— Collected data —
■ ■ ■ ■ ■

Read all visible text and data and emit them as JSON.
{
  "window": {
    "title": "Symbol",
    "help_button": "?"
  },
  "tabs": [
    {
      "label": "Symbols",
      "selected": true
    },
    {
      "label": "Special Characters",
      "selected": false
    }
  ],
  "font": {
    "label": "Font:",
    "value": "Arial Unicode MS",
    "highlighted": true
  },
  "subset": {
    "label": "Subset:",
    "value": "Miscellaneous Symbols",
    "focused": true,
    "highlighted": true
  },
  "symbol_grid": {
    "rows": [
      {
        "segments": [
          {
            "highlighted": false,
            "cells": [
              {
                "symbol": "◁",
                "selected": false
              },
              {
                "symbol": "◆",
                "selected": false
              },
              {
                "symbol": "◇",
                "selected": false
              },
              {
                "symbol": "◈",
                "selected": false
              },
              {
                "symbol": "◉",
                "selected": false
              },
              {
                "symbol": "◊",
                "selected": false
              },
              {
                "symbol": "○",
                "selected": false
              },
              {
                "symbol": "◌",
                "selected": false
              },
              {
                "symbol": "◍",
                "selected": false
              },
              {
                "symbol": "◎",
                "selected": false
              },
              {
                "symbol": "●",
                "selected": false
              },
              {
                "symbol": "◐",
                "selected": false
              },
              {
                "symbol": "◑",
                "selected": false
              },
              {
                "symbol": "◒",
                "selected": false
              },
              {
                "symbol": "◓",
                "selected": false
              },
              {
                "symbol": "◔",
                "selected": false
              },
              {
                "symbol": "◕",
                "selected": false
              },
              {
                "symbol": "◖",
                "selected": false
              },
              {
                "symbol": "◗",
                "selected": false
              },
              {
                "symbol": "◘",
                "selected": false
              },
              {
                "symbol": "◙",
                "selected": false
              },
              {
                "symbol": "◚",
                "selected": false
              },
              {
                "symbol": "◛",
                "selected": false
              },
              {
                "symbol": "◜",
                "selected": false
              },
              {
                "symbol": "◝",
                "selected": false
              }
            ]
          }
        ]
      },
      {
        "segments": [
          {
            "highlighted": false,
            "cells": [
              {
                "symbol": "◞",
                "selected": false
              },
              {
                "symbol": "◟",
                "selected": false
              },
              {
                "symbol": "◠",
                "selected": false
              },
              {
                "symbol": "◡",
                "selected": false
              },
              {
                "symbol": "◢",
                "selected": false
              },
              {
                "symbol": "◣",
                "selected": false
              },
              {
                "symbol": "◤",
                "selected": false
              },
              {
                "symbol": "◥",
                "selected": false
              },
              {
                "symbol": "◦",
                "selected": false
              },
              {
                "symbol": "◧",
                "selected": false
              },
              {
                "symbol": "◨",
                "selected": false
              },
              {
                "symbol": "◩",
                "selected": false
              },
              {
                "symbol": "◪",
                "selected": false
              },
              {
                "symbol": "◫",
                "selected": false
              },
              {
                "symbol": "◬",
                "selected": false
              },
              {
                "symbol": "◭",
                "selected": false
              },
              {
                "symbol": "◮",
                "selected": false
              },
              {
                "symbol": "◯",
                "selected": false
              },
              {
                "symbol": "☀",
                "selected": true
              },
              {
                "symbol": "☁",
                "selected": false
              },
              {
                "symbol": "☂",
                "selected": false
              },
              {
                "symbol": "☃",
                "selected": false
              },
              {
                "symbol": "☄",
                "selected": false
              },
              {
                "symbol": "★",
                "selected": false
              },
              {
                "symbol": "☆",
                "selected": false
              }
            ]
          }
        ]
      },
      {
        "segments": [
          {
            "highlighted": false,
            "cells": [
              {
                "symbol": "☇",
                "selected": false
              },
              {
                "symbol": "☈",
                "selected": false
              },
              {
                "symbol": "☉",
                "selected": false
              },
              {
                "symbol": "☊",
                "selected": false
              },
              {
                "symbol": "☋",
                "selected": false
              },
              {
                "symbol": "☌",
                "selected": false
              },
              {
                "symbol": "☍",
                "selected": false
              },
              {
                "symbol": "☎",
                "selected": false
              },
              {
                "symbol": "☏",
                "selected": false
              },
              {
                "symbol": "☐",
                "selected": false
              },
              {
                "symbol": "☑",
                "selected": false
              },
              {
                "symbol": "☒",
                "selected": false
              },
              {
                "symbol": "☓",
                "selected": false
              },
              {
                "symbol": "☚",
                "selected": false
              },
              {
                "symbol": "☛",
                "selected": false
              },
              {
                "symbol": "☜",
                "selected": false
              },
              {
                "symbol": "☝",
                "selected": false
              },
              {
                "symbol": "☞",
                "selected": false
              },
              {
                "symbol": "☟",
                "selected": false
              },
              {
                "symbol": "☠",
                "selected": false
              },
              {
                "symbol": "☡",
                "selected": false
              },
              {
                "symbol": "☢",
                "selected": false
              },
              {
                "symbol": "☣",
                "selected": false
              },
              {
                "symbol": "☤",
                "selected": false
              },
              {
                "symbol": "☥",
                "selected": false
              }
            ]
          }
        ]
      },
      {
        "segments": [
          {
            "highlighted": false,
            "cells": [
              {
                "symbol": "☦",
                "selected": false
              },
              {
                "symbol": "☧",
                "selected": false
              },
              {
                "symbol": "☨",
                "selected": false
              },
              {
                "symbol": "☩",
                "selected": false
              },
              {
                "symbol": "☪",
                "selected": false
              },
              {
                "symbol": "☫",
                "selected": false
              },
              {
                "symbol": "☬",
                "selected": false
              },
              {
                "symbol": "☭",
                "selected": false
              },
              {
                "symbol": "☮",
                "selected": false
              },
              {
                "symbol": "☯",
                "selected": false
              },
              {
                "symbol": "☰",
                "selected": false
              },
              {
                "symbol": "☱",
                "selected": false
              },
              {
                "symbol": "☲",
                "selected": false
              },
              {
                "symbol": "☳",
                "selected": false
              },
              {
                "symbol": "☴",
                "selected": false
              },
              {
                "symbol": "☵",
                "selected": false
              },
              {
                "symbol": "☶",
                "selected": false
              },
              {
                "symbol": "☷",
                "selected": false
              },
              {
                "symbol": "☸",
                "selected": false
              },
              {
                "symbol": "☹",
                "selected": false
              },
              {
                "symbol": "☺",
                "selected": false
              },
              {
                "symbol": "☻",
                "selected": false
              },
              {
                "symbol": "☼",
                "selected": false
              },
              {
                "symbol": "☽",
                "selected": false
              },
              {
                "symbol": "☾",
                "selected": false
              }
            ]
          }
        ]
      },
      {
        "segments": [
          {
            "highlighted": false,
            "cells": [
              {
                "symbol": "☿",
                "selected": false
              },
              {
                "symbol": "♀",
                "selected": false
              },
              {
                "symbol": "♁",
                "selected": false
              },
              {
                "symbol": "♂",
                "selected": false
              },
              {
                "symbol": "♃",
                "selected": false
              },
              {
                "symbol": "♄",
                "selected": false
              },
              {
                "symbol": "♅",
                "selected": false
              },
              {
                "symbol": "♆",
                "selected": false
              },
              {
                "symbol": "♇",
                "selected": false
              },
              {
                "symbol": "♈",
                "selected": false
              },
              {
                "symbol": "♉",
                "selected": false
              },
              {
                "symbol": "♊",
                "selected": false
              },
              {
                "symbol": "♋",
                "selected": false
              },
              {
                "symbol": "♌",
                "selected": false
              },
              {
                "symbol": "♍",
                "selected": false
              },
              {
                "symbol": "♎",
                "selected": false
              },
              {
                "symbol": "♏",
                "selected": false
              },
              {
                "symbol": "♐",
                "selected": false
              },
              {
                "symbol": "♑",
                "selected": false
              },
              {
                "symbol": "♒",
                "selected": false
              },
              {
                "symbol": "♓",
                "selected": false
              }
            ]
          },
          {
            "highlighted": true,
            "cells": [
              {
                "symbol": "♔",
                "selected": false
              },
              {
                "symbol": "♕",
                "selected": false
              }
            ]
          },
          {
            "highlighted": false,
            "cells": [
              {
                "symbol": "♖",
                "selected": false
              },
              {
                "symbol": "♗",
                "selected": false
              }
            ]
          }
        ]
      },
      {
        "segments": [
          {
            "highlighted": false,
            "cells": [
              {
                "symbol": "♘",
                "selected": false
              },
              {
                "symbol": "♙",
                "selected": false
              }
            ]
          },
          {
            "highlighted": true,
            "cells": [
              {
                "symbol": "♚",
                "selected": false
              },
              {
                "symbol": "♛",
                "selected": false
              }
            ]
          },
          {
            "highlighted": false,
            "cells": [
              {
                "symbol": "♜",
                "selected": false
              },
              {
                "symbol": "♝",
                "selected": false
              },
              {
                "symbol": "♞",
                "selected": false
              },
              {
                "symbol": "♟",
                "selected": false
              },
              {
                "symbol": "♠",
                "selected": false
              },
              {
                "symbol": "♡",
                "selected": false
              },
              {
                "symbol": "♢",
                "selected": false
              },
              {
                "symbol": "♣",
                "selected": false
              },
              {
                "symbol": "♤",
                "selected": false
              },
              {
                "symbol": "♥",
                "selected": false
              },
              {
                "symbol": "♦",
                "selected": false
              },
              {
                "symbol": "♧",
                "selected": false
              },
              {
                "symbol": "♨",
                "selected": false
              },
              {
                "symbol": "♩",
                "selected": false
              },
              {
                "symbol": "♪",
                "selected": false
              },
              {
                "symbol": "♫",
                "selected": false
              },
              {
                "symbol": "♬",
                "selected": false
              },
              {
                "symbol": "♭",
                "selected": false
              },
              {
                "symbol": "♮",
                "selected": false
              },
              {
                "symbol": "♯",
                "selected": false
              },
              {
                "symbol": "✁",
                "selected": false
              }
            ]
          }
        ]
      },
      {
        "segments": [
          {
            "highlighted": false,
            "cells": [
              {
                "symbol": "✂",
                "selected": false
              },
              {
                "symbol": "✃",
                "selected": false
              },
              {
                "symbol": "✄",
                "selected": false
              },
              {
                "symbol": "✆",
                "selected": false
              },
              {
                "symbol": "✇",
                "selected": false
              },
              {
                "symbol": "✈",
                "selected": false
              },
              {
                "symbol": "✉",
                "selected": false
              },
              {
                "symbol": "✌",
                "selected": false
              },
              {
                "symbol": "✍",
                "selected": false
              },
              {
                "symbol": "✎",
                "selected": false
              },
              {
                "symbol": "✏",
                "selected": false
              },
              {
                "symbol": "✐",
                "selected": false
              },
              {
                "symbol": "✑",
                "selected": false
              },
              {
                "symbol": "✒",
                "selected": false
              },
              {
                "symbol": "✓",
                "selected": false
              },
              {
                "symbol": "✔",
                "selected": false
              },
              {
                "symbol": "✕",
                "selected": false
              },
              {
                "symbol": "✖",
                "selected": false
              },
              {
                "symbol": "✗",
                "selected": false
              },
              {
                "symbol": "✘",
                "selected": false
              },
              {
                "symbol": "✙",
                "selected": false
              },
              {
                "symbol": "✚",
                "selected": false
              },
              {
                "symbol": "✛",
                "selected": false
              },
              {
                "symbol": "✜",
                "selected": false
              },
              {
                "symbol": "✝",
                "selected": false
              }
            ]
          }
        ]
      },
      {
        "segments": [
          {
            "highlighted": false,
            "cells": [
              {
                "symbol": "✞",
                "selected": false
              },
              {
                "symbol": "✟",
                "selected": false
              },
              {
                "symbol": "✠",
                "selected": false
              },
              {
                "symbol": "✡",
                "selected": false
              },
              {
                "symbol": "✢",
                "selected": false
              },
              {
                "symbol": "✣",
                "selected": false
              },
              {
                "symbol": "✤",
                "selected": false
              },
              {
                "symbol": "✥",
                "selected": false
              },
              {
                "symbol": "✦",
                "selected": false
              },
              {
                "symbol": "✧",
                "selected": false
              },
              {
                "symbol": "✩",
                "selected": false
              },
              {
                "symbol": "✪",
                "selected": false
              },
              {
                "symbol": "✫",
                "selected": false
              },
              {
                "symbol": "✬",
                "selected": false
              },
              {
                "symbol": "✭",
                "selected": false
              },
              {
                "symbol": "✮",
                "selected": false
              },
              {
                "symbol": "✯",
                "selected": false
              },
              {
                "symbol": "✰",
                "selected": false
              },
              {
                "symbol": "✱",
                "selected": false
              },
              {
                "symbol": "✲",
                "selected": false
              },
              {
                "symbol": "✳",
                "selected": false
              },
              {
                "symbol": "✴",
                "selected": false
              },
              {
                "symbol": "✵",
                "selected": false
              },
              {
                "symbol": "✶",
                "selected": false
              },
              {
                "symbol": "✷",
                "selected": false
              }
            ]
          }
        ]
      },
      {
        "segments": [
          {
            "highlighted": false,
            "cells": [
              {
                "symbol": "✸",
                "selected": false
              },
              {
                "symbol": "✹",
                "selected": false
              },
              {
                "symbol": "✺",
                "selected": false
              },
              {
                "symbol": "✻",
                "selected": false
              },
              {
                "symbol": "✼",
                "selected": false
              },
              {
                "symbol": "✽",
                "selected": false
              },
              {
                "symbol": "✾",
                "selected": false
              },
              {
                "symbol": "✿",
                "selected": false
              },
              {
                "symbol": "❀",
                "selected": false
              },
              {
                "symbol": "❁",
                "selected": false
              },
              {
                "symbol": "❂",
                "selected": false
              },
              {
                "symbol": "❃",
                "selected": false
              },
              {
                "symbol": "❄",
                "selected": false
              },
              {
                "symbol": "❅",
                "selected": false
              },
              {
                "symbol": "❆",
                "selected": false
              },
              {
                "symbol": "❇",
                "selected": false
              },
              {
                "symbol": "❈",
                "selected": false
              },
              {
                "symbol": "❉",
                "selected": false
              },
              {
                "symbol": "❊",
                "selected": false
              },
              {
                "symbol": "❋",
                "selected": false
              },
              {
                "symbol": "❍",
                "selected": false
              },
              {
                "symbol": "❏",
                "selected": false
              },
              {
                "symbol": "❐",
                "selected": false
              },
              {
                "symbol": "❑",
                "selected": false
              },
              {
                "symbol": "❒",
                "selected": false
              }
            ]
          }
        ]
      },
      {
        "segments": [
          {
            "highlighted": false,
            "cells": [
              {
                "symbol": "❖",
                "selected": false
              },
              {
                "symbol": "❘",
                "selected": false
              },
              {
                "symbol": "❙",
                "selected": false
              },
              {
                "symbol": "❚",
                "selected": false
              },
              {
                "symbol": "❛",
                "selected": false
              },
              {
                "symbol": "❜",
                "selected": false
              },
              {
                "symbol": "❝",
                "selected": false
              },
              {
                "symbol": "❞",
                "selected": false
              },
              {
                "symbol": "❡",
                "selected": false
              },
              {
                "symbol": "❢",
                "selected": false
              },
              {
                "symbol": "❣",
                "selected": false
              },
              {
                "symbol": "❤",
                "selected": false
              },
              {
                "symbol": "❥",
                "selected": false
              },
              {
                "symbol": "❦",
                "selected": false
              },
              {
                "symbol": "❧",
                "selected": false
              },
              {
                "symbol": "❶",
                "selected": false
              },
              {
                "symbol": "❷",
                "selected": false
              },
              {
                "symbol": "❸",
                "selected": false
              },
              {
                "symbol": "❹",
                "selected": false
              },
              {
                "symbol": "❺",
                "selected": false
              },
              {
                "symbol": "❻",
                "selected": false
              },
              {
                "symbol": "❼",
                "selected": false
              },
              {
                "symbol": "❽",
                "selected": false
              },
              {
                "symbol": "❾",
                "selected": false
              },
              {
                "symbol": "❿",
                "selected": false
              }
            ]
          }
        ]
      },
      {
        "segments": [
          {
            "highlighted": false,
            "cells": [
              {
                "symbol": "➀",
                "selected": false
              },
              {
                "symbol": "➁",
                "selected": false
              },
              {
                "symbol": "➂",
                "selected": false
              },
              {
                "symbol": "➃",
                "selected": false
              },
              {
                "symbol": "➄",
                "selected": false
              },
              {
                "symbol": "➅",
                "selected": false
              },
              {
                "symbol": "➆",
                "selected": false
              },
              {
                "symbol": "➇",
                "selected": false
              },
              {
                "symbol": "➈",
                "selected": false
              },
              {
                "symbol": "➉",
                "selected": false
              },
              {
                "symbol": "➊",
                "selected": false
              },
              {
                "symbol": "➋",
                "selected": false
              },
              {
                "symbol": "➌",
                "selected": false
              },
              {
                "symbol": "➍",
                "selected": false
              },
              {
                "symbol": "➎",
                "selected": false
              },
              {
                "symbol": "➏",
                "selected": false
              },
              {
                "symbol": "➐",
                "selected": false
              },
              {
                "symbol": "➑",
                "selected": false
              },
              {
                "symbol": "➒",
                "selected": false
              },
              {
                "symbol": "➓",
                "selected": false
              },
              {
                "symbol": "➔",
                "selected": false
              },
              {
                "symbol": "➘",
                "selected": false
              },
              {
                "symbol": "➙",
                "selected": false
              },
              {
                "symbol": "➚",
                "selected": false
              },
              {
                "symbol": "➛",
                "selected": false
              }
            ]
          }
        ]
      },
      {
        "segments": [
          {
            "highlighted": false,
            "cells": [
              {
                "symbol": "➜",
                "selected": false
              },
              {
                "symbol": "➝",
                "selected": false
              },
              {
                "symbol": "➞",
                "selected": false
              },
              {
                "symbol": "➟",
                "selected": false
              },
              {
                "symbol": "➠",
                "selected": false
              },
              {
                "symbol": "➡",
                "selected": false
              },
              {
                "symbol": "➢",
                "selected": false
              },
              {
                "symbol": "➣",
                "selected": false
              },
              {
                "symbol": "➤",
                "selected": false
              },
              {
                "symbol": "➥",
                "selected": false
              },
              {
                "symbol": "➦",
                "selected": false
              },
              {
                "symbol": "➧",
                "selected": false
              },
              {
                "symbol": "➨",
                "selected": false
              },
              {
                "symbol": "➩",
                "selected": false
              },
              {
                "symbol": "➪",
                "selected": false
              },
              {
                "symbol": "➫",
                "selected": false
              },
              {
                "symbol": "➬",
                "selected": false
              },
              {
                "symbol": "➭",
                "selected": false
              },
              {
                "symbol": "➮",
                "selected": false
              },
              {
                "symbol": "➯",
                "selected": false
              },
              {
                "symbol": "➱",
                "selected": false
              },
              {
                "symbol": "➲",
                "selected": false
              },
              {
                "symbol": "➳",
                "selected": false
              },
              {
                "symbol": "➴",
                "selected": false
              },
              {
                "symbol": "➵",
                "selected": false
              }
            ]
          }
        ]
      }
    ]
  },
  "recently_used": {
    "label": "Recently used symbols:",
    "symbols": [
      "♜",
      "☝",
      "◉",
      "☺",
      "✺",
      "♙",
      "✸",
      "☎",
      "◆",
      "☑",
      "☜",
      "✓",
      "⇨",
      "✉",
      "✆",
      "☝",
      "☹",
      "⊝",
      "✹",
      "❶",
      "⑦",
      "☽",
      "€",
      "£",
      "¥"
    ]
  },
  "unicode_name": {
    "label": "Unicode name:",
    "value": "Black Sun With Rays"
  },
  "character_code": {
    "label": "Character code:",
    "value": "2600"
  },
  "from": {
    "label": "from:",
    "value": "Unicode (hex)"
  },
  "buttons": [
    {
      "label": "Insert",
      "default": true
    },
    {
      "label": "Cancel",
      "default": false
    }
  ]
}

■ ■ ■ ■ ■

From the entries above, extract every line where the word "true" appears.

— Complete response —
      "selected": true
    "highlighted": true
    "focused": true,
    "highlighted": true
                "selected": true
            "highlighted": true,
            "highlighted": true,
      "default": true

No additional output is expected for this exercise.